» **Given request**: Output every entry exactly as written.

» **Data**:
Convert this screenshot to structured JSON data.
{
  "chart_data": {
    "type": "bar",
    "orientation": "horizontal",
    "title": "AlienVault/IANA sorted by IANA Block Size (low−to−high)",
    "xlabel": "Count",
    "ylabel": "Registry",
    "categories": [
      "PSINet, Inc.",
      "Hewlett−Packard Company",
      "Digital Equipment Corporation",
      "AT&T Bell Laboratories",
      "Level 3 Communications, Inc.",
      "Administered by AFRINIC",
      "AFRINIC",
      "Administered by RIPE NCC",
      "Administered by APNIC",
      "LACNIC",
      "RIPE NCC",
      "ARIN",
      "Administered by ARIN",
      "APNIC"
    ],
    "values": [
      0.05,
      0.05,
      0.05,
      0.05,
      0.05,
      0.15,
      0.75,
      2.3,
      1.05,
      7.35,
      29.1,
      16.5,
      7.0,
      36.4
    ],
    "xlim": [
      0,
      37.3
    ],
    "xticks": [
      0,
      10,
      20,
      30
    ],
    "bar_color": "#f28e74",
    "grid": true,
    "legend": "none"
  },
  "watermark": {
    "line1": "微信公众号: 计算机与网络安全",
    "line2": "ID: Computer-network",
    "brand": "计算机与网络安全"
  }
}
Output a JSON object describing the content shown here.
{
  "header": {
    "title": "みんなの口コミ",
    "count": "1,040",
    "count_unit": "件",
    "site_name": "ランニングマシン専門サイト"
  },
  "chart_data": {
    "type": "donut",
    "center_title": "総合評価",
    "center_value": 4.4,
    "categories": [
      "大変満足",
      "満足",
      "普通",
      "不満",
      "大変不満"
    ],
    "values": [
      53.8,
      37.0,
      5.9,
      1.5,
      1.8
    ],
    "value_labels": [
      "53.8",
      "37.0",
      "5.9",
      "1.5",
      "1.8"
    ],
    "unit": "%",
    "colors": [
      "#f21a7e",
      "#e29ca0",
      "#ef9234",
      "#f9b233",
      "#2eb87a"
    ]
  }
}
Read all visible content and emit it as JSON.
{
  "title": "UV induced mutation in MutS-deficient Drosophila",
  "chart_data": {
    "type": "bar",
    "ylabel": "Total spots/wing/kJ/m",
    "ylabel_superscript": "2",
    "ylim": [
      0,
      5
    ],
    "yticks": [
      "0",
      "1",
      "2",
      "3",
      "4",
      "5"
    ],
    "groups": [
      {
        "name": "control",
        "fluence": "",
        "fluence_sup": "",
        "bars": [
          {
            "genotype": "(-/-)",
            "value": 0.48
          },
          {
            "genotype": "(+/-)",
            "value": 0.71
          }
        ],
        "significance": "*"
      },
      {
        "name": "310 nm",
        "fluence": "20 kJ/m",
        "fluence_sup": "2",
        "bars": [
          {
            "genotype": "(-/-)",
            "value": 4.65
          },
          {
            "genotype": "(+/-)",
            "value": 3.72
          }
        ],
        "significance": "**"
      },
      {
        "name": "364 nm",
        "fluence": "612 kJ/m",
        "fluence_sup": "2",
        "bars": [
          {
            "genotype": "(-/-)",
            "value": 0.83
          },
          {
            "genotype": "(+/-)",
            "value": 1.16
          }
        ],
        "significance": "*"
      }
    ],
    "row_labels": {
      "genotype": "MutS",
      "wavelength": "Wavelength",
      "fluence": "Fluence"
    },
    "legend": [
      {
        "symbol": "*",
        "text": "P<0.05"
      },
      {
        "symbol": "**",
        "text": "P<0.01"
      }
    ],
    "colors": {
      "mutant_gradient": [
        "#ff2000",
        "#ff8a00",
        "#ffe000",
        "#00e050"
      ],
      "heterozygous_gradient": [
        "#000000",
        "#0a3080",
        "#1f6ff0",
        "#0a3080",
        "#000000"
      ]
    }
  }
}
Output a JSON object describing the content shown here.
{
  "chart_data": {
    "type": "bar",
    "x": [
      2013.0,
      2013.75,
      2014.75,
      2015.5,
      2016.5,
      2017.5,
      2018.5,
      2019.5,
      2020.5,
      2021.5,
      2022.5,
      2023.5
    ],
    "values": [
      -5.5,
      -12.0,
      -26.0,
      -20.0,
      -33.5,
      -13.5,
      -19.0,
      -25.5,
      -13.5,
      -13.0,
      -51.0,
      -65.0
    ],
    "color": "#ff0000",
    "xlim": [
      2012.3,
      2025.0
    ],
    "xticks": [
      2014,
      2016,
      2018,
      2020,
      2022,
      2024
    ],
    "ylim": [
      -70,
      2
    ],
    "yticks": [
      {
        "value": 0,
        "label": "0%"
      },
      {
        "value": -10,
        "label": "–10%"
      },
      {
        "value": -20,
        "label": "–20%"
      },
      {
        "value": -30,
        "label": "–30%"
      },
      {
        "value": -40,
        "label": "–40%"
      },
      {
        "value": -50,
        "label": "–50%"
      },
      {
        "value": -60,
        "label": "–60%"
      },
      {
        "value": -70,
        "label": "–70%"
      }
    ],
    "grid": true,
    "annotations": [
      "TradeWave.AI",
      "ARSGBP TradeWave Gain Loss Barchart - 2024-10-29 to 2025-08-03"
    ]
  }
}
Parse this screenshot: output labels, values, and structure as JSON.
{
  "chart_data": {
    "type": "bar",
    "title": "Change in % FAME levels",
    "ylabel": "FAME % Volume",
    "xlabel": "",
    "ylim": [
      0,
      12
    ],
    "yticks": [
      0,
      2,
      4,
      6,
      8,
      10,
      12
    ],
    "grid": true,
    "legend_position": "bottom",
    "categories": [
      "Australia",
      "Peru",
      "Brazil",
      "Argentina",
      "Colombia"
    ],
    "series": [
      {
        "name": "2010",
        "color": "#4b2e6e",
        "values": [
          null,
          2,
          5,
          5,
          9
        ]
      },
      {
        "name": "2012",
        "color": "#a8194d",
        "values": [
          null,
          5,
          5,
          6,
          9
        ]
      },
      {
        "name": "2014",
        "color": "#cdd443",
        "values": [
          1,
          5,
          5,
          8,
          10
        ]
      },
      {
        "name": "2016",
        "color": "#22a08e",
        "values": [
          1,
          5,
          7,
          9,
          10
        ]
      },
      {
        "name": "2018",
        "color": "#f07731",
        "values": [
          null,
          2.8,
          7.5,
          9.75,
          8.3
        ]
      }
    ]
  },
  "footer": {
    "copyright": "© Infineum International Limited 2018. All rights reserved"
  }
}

» **Task result**:
Convert this screenshot to structured JSON data.
{
  "chart_data": {
    "type": "bar",
    "orientation": "horizontal",
    "title": "AlienVault/IANA sorted by IANA Block Size (low−to−high)",
    "xlabel": "Count",
    "ylabel": "Registry",
    "categories": [
      "PSINet, Inc.",
      "Hewlett−Packard Company",
      "Digital Equipment Corporation",
      "AT&T Bell Laboratories",
      "Level 3 Communications, Inc.",
      "Administered by AFRINIC",
      "AFRINIC",
      "Administered by RIPE NCC",
      "Administered by APNIC",
      "LACNIC",
      "RIPE NCC",
      "ARIN",
      "Administered by ARIN",
      "APNIC"
    ],
    "values": [
      0.05,
      0.05,
      0.05,
      0.05,
      0.05,
      0.15,
      0.75,
      2.3,
      1.05,
      7.35,
      29.1,
      16.5,
      7.0,
      36.4
    ],
    "xlim": [
      0,
      37.3
    ],
    "xticks": [
      0,
      10,
      20,
      30
    ],
    "bar_color": "#f28e74",
    "grid": true,
    "legend": "none"
  },
  "watermark": {
    "line1": "微信公众号: 计算机与网络安全",
    "line2": "ID: Computer-network",
    "brand": "计算机与网络安全"
  }
}
Output a JSON object describing the content shown here.
{
  "header": {
    "title": "みんなの口コミ",
    "count": "1,040",
    "count_unit": "件",
    "site_name": "ランニングマシン専門サイト"
  },
  "chart_data": {
    "type": "donut",
    "center_title": "総合評価",
    "center_value": 4.4,
    "categories": [
      "大変満足",
      "満足",
      "普通",
      "不満",
      "大変不満"
    ],
    "values": [
      53.8,
      37.0,
      5.9,
      1.5,
      1.8
    ],
    "value_labels": [
      "53.8",
      "37.0",
      "5.9",
      "1.5",
      "1.8"
    ],
    "unit": "%",
    "colors": [
      "#f21a7e",
      "#e29ca0",
      "#ef9234",
      "#f9b233",
      "#2eb87a"
    ]
  }
}
Read all visible content and emit it as JSON.
{
  "title": "UV induced mutation in MutS-deficient Drosophila",
  "chart_data": {
    "type": "bar",
    "ylabel": "Total spots/wing/kJ/m",
    "ylabel_superscript": "2",
    "ylim": [
      0,
      5
    ],
    "yticks": [
      "0",
      "1",
      "2",
      "3",
      "4",
      "5"
    ],
    "groups": [
      {
        "name": "control",
        "fluence": "",
        "fluence_sup": "",
        "bars": [
          {
            "genotype": "(-/-)",
            "value": 0.48
          },
          {
            "genotype": "(+/-)",
            "value": 0.71
          }
        ],
        "significance": "*"
      },
      {
        "name": "310 nm",
        "fluence": "20 kJ/m",
        "fluence_sup": "2",
        "bars": [
          {
            "genotype": "(-/-)",
            "value": 4.65
          },
          {
            "genotype": "(+/-)",
            "value": 3.72
          }
        ],
        "significance": "**"
      },
      {
        "name": "364 nm",
        "fluence": "612 kJ/m",
        "fluence_sup": "2",
        "bars": [
          {
            "genotype": "(-/-)",
            "value": 0.83
          },
          {
            "genotype": "(+/-)",
            "value": 1.16
          }
        ],
        "significance": "*"
      }
    ],
    "row_labels": {
      "genotype": "MutS",
      "wavelength": "Wavelength",
      "fluence": "Fluence"
    },
    "legend": [
      {
        "symbol": "*",
        "text": "P<0.05"
      },
      {
        "symbol": "**",
        "text": "P<0.01"
      }
    ],
    "colors": {
      "mutant_gradient": [
        "#ff2000",
        "#ff8a00",
        "#ffe000",
        "#00e050"
      ],
      "heterozygous_gradient": [
        "#000000",
        "#0a3080",
        "#1f6ff0",
        "#0a3080",
        "#000000"
      ]
    }
  }
}
Output a JSON object describing the content shown here.
{
  "chart_data": {
    "type": "bar",
    "x": [
      2013.0,
      2013.75,
      2014.75,
      2015.5,
      2016.5,
      2017.5,
      2018.5,
      2019.5,
      2020.5,
      2021.5,
      2022.5,
      2023.5
    ],
    "values": [
      -5.5,
      -12.0,
      -26.0,
      -20.0,
      -33.5,
      -13.5,
      -19.0,
      -25.5,
      -13.5,
      -13.0,
      -51.0,
      -65.0
    ],
    "color": "#ff0000",
    "xlim": [
      2012.3,
      2025.0
    ],
    "xticks": [
      2014,
      2016,
      2018,
      2020,
      2022,
      2024
    ],
    "ylim": [
      -70,
      2
    ],
    "yticks": [
      {
        "value": 0,
        "label": "0%"
      },
      {
        "value": -10,
        "label": "–10%"
      },
      {
        "value": -20,
        "label": "–20%"
      },
      {
        "value": -30,
        "label": "–30%"
      },
      {
        "value": -40,
        "label": "–40%"
      },
      {
        "value": -50,
        "label": "–50%"
      },
      {
        "value": -60,
        "label": "–60%"
      },
      {
        "value": -70,
        "label": "–70%"
      }
    ],
    "grid": true,
    "annotations": [
      "TradeWave.AI",
      "ARSGBP TradeWave Gain Loss Barchart - 2024-10-29 to 2025-08-03"
    ]
  }
}
Parse this screenshot: output labels, values, and structure as JSON.
{
  "chart_data": {
    "type": "bar",
    "title": "Change in % FAME levels",
    "ylabel": "FAME % Volume",
    "xlabel": "",
    "ylim": [
      0,
      12
    ],
    "yticks": [
      0,
      2,
      4,
      6,
      8,
      10,
      12
    ],
    "grid": true,
    "legend_position": "bottom",
    "categories": [
      "Australia",
      "Peru",
      "Brazil",
      "Argentina",
      "Colombia"
    ],
    "series": [
      {
        "name": "2010",
        "color": "#4b2e6e",
        "values": [
          null,
          2,
          5,
          5,
          9
        ]
      },
      {
        "name": "2012",
        "color": "#a8194d",
        "values": [
          null,
          5,
          5,
          6,
          9
        ]
      },
      {
        "name": "2014",
        "color": "#cdd443",
        "values": [
          1,
          5,
          5,
          8,
          10
        ]
      },
      {
        "name": "2016",
        "color": "#22a08e",
        "values": [
          1,
          5,
          7,
          9,
          10
        ]
      },
      {
        "name": "2018",
        "color": "#f07731",
        "values": [
          null,
          2.8,
          7.5,
          9.75,
          8.3
        ]
      }
    ]
  },
  "footer": {
    "copyright": "© Infineum International Limited 2018. All rights reserved"
  }
}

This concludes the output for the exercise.